The Federal Reserve plays a central role in financing the huge government deficits. There are two ways to finance government budget deficits. Either borrow the money or, at the discretion of the officials at the Fed, issue new money. Legislators in Congress can vote spending bills and the President can sign them into law but neither can literally appropriate money to finance them. After the spending appropriations receive President Obama's signature they go next door to the Treasury. If the government revenues, mostly taxes, do not cover the authorized spending the Treasury must borrow the money to finance the deficit by selling Treasury securities (bonds, bills, and notes) to the public. Seventy percent of government deficits for 2008, 2009 and 2010 were financed by borrowing from the public, including from foreign purchasers.

Task list
a) Render this sentence from the passage on deficit financing into Spanish: "There are two ways to finance government budget deficits."
b) Print everything in the passage on deficit financing from "The Federal Reserve" down to "from foreign purchasers.", word for word.
Rely solely on the passage on deficit financing, not on the items.

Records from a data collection
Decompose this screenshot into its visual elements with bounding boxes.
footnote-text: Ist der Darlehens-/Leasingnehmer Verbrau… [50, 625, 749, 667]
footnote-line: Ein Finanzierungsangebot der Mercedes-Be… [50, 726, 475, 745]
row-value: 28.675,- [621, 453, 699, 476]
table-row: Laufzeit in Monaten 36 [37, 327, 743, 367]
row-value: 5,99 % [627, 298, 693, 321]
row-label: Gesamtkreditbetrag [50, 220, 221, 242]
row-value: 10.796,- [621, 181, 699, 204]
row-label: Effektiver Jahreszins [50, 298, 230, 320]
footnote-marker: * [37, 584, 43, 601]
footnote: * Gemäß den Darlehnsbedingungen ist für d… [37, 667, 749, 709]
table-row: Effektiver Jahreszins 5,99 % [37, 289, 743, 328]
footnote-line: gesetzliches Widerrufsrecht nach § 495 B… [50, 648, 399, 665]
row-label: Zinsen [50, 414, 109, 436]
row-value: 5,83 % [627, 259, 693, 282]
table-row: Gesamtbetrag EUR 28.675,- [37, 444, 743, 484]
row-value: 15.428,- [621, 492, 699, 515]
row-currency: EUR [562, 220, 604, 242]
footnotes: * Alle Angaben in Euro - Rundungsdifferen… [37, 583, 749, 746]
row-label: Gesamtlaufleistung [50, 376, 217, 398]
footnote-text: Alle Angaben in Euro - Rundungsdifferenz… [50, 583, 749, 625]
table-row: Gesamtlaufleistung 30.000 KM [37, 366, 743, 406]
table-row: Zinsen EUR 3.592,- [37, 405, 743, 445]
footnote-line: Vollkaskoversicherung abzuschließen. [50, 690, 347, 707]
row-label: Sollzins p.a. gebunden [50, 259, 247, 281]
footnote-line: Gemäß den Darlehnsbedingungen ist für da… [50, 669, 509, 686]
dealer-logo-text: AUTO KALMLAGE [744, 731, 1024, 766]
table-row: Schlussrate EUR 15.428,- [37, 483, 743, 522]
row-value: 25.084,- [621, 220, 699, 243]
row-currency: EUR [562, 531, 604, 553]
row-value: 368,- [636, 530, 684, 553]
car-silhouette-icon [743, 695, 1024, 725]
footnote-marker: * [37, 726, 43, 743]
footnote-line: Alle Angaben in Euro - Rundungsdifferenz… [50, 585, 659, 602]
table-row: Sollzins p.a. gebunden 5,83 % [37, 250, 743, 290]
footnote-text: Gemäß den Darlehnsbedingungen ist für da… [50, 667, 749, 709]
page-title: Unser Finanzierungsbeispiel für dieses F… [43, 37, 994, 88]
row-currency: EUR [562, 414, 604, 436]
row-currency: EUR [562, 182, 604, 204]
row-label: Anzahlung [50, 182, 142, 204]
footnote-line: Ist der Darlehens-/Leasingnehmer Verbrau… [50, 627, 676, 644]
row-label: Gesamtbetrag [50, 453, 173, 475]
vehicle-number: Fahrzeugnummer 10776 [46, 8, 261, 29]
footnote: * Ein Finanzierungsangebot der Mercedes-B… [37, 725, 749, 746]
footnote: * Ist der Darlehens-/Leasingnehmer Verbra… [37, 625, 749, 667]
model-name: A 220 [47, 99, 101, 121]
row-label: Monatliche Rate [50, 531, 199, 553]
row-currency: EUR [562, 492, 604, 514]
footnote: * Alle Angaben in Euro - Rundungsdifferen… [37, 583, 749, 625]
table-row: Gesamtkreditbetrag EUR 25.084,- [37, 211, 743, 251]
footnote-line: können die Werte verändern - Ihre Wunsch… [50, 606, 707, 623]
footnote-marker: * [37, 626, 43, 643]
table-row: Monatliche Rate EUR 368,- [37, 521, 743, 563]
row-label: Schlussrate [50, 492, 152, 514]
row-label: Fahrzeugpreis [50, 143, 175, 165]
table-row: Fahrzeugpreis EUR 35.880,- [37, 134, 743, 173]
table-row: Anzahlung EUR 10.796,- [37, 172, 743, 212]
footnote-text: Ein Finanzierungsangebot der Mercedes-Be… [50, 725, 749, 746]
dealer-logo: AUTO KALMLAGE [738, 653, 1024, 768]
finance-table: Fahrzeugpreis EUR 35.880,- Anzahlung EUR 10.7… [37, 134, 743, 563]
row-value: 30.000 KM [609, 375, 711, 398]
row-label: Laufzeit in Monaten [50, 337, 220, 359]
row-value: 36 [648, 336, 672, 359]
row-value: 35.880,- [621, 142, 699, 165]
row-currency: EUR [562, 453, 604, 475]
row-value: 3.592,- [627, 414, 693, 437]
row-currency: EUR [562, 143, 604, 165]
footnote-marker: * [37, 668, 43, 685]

Task-by-task results
a) Hay dos maneras de financiar los déficits presupuestarios del gobierno.

b)
The Federal Reserve plays a central role in financing the huge government deficits. There are two ways to finance government budget deficits. Either borrow the money or, at the discretion of the officials at the Fed, issue new money. Legislators in Congress can vote spending bills and the President can sign them into law but neither can literally appropriate money to finance them. After the spending appropriations receive President Obama's signature they go next door to the Treasury. If the government revenues, mostly taxes, do not cover the authorized spending the Treasury must borrow the money to finance the deficit by selling Treasury securities (bonds, bills, and notes) to the public. Seventy percent of government deficits for 2008, 2009 and 2010 were financed by borrowing from the public, including from foreign purchasers.